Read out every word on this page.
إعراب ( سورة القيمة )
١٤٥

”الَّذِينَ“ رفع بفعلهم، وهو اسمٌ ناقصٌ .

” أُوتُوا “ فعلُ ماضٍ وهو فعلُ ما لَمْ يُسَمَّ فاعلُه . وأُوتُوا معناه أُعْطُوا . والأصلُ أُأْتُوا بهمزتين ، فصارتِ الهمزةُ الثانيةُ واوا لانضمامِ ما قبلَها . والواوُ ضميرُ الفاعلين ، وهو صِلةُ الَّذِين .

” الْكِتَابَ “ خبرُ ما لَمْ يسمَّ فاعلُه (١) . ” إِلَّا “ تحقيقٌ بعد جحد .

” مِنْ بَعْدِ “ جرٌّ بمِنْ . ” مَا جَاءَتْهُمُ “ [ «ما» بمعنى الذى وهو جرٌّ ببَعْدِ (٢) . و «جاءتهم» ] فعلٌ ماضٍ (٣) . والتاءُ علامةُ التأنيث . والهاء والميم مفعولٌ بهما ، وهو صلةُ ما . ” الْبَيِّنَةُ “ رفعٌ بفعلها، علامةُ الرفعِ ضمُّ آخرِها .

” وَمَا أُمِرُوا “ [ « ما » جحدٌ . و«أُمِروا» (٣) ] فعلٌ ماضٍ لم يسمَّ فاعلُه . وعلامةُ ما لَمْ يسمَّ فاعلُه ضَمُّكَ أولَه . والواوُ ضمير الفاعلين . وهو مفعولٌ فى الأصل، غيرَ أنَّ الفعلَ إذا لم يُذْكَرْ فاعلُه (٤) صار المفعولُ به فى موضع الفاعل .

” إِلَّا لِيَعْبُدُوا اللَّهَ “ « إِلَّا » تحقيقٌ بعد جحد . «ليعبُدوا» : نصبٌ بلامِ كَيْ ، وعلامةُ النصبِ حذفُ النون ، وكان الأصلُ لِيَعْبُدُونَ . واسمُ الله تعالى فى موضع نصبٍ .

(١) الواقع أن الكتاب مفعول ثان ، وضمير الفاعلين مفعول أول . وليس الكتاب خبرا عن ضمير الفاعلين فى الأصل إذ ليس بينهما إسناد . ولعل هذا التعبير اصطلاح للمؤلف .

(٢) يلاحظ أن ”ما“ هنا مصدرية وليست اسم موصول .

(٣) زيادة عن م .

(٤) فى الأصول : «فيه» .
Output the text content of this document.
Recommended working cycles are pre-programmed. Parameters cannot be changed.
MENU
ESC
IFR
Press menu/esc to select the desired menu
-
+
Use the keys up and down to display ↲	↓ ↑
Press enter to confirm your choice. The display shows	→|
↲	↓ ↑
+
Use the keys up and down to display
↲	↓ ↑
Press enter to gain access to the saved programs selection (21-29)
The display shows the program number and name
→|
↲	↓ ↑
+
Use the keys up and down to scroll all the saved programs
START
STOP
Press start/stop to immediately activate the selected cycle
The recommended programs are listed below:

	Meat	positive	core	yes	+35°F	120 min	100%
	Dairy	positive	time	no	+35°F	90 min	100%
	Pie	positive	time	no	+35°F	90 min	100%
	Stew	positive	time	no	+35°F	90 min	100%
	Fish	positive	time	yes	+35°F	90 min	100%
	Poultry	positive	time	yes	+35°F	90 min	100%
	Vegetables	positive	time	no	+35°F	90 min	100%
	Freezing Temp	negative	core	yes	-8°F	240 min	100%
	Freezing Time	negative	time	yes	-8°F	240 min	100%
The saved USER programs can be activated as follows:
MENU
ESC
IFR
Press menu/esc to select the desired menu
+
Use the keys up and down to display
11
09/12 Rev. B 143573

To do
How many of the lines above include the string "programs"? Answer with the number only.

Result
4